------ RECORDS SHOWN

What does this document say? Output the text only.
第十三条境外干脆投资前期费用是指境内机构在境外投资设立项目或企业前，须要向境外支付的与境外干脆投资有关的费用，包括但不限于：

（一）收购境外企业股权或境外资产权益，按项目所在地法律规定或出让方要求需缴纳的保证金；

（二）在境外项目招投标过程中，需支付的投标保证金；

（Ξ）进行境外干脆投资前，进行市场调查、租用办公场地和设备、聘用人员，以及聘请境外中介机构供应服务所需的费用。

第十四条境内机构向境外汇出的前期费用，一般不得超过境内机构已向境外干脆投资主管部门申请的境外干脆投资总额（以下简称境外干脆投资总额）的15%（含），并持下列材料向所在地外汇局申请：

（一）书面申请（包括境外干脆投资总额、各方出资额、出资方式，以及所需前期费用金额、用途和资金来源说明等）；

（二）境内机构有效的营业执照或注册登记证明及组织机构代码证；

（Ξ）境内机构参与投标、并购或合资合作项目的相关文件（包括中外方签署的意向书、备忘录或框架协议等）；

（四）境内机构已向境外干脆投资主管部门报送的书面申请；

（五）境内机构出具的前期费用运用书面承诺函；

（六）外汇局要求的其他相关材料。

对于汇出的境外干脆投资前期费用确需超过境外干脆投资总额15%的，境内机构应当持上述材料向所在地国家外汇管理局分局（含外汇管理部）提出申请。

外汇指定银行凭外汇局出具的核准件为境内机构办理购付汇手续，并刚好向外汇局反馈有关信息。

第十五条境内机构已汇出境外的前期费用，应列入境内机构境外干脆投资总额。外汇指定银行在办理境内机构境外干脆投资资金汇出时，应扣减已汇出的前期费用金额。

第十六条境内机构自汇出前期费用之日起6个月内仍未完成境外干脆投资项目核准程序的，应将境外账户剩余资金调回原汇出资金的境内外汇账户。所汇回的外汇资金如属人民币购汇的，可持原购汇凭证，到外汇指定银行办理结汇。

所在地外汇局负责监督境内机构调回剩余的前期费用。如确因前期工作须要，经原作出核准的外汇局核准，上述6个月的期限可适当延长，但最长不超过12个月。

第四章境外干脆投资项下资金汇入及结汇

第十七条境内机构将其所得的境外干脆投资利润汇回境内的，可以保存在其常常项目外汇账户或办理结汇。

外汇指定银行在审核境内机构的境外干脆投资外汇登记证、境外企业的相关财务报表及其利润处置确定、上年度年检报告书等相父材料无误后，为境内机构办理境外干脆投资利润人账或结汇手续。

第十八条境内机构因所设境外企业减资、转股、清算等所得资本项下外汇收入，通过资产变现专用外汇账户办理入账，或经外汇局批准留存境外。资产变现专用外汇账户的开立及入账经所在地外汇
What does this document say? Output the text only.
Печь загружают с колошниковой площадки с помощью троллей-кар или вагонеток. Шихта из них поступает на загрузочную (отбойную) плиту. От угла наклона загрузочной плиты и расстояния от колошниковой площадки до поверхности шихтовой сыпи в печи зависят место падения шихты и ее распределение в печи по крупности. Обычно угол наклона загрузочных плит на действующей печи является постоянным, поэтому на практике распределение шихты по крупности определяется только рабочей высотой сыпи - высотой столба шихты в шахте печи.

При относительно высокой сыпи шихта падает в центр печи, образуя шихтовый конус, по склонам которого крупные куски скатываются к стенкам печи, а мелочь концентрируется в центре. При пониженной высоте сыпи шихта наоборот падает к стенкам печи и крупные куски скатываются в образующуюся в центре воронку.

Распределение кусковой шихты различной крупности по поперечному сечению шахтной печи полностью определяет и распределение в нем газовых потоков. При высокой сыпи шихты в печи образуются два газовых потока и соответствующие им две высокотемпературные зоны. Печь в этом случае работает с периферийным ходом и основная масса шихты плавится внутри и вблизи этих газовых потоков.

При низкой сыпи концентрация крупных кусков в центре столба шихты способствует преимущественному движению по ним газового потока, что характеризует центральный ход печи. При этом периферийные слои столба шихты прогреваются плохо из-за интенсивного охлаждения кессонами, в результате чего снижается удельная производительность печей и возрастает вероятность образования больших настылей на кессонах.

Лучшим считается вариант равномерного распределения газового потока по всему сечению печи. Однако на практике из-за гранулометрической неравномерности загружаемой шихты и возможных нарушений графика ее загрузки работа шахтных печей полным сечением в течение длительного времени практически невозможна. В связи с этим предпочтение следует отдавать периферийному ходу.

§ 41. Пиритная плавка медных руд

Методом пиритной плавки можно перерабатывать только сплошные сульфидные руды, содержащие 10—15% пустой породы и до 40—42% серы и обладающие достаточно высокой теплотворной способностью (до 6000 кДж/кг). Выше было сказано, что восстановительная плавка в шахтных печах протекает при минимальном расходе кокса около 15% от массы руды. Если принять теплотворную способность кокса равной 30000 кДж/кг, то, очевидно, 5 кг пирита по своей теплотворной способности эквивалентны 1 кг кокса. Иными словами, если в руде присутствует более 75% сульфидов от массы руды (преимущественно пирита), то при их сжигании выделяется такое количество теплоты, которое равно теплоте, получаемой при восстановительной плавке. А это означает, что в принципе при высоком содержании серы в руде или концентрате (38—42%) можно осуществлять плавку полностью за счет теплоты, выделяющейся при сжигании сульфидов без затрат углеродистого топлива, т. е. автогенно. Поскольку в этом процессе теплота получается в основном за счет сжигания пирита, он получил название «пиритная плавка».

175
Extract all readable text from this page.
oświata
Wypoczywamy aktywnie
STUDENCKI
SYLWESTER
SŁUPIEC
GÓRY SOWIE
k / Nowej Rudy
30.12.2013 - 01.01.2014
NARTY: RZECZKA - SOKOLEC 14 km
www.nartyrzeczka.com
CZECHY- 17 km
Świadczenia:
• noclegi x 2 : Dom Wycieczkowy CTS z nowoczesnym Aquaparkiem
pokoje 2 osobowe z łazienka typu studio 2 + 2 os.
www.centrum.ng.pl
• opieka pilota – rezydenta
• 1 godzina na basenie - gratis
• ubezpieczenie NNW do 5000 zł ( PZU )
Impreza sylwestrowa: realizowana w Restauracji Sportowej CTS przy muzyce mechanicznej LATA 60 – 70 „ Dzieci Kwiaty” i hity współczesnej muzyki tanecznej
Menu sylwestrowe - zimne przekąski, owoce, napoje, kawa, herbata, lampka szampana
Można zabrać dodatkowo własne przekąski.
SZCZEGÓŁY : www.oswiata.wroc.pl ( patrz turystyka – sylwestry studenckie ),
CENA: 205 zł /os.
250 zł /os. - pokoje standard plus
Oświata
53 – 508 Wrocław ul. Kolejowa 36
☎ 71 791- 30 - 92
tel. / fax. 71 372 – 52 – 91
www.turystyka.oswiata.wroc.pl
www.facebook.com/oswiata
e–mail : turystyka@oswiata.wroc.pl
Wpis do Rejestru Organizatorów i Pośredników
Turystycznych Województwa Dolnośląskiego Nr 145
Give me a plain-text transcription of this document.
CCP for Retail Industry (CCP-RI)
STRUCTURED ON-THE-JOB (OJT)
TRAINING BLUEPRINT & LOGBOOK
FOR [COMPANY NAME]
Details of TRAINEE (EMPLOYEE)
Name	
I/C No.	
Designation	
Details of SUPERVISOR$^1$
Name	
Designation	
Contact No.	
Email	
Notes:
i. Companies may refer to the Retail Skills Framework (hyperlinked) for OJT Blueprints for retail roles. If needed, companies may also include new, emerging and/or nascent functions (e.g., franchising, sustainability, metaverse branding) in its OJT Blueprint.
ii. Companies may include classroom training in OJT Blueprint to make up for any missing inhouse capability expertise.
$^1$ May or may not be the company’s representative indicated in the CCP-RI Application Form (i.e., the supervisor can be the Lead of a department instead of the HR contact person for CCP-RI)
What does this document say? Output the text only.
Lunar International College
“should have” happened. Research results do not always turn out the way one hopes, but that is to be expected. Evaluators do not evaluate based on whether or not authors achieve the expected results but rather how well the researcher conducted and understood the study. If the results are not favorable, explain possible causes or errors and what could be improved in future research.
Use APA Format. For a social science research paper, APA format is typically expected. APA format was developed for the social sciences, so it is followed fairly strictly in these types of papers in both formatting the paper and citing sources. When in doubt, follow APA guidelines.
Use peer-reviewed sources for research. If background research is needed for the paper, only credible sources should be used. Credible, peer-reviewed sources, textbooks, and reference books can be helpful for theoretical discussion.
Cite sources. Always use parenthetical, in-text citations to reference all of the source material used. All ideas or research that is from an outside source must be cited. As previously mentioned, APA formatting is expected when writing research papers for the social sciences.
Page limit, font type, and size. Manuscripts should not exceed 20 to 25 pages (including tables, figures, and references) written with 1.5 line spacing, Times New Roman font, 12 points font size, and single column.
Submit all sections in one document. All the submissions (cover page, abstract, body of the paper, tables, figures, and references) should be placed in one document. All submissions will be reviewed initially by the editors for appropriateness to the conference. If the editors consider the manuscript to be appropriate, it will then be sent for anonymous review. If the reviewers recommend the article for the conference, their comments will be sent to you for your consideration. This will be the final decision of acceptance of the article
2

------------

◆ WHAT YOU ARE ASKED TO DO ◆
Count the lines above in which the word "pokoje" appears, then state only that count.

◆ OUTPUT OF THE TASK ◆
2